* [EXERCISE BRIEF]: Set down each entry from the block beneath, exactly as written.

━━━━━ AVAILABLE RECORDS

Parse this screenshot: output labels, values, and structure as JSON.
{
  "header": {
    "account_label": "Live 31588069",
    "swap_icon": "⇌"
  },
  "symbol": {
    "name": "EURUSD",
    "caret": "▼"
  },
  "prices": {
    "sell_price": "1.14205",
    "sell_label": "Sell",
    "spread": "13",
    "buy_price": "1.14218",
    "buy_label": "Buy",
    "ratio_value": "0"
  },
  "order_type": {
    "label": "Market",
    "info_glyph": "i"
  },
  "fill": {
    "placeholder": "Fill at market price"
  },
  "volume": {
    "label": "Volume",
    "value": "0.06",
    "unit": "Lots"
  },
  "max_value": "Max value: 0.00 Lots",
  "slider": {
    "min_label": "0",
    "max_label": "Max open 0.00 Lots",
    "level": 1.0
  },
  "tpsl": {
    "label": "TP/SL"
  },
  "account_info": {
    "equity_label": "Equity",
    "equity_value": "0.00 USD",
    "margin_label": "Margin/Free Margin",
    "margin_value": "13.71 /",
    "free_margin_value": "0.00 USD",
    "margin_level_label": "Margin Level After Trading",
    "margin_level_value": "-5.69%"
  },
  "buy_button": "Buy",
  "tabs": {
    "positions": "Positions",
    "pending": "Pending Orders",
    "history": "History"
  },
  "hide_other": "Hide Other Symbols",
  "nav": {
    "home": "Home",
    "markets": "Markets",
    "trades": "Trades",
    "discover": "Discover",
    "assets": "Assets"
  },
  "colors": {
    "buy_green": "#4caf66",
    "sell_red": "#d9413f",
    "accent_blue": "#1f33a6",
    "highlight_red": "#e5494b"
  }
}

━━━━━━━━━━

* [TASK RESULT]:
Parse this screenshot: output labels, values, and structure as JSON.
{
  "header": {
    "account_label": "Live 31588069",
    "swap_icon": "⇌"
  },
  "symbol": {
    "name": "EURUSD",
    "caret": "▼"
  },
  "prices": {
    "sell_price": "1.14205",
    "sell_label": "Sell",
    "spread": "13",
    "buy_price": "1.14218",
    "buy_label": "Buy",
    "ratio_value": "0"
  },
  "order_type": {
    "label": "Market",
    "info_glyph": "i"
  },
  "fill": {
    "placeholder": "Fill at market price"
  },
  "volume": {
    "label": "Volume",
    "value": "0.06",
    "unit": "Lots"
  },
  "max_value": "Max value: 0.00 Lots",
  "slider": {
    "min_label": "0",
    "max_label": "Max open 0.00 Lots",
    "level": 1.0
  },
  "tpsl": {
    "label": "TP/SL"
  },
  "account_info": {
    "equity_label": "Equity",
    "equity_value": "0.00 USD",
    "margin_label": "Margin/Free Margin",
    "margin_value": "13.71 /",
    "free_margin_value": "0.00 USD",
    "margin_level_label": "Margin Level After Trading",
    "margin_level_value": "-5.69%"
  },
  "buy_button": "Buy",
  "tabs": {
    "positions": "Positions",
    "pending": "Pending Orders",
    "history": "History"
  },
  "hide_other": "Hide Other Symbols",
  "nav": {
    "home": "Home",
    "markets": "Markets",
    "trades": "Trades",
    "discover": "Discover",
    "assets": "Assets"
  },
  "colors": {
    "buy_green": "#4caf66",
    "sell_red": "#d9413f",
    "accent_blue": "#1f33a6",
    "highlight_red": "#e5494b"
  }
}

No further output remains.